Stored records
────────

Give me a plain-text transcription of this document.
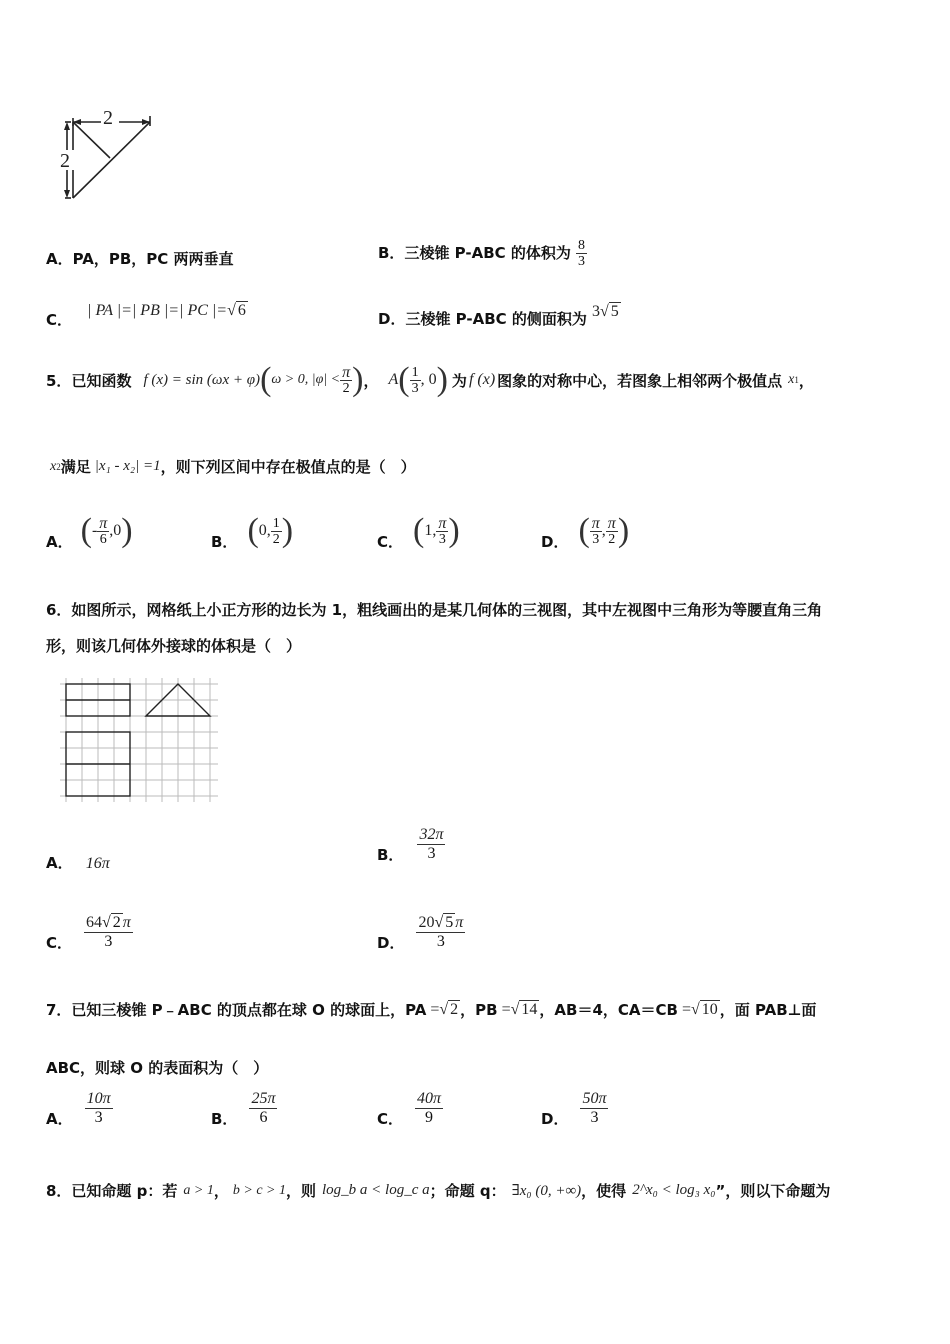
2
2
A．PA，PB，PC 两两垂直	B．三棱锥 P-ABC 的体积为 $\frac{8}{3}$
C． | PA |=| PB |=| PC |=√ 6	D．三棱锥 P-ABC 的侧面积为 3√ 5
5． 已知函数 f (x) = sin (ωx + φ) ( ω > 0, $|\varphi| < \frac{\pi}{2}$ ) ， A ( $\frac{1}{3}$ , 0 ) 为 f (x) 图象的对称中心，若图象上相邻两个极值点 x 1 ，
x 2 满足 |x₁ - x₂| =1 ，则下列区间中存在极值点的是（　）
A． ( - $\frac{\pi}{6} ,0$ )	B． ( 0, $\frac{1}{2}$ )	C． ( 1, $\frac{\pi}{3}$ )	D． ( $\frac{\pi}{3}$ , $\frac{\pi}{2}$ )
6．如图所示，网格纸上小正方形的边长为 1，粗线画出的是某几何体的三视图，其中左视图中三角形为等腰直角三角
形，则该几何体外接球的体积是（　）
A． 16π	B． $\frac{32\pi}{3}$
C． $\frac{64√ 2 \pi}{3}$	D． $\frac{20√ 5 \pi}{3}$
7．已知三棱锥 P﹣ABC 的顶点都在球 O 的球面上，PA =√ 2 ，PB =√ 14 ，AB＝4，CA＝CB =√ 10 ，面 PAB⊥面
ABC，则球 O 的表面积为（　）
A． $\frac{10\pi}{3}$	B． $\frac{25\pi}{6}$	C． $\frac{40\pi}{9}$	D． $\frac{50\pi}{3}$
8．已知命题 p：若 a > 1 ， b > c > 1 ，则 log_b a < log_c a ；命题 q： ∃x₀ (0, +∞) ，使得 2^x₀ < log₃ x₀ ”，则以下命题为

────────

Short task:
The entries above are to be returned exactly, without their pictures.

Full answer:
Give me a plain-text transcription of this document.
2
2
A．PA，PB，PC 两两垂直	B．三棱锥 P-ABC 的体积为 $\frac{8}{3}$
C． | PA |=| PB |=| PC |=√ 6	D．三棱锥 P-ABC 的侧面积为 3√ 5
5． 已知函数 f (x) = sin (ωx + φ) ( ω > 0, $|\varphi| < \frac{\pi}{2}$ ) ， A ( $\frac{1}{3}$ , 0 ) 为 f (x) 图象的对称中心，若图象上相邻两个极值点 x 1 ，
x 2 满足 |x₁ - x₂| =1 ，则下列区间中存在极值点的是（　）
A． ( - $\frac{\pi}{6} ,0$ )	B． ( 0, $\frac{1}{2}$ )	C． ( 1, $\frac{\pi}{3}$ )	D． ( $\frac{\pi}{3}$ , $\frac{\pi}{2}$ )
6．如图所示，网格纸上小正方形的边长为 1，粗线画出的是某几何体的三视图，其中左视图中三角形为等腰直角三角
形，则该几何体外接球的体积是（　）
A． 16π	B． $\frac{32\pi}{3}$
C． $\frac{64√ 2 \pi}{3}$	D． $\frac{20√ 5 \pi}{3}$
7．已知三棱锥 P﹣ABC 的顶点都在球 O 的球面上，PA =√ 2 ，PB =√ 14 ，AB＝4，CA＝CB =√ 10 ，面 PAB⊥面
ABC，则球 O 的表面积为（　）
A． $\frac{10\pi}{3}$	B． $\frac{25\pi}{6}$	C． $\frac{40\pi}{9}$	D． $\frac{50\pi}{3}$
8．已知命题 p：若 a > 1 ， b > c > 1 ，则 log_b a < log_c a ；命题 q： ∃x₀ (0, +∞) ，使得 2^x₀ < log₃ x₀ ”，则以下命题为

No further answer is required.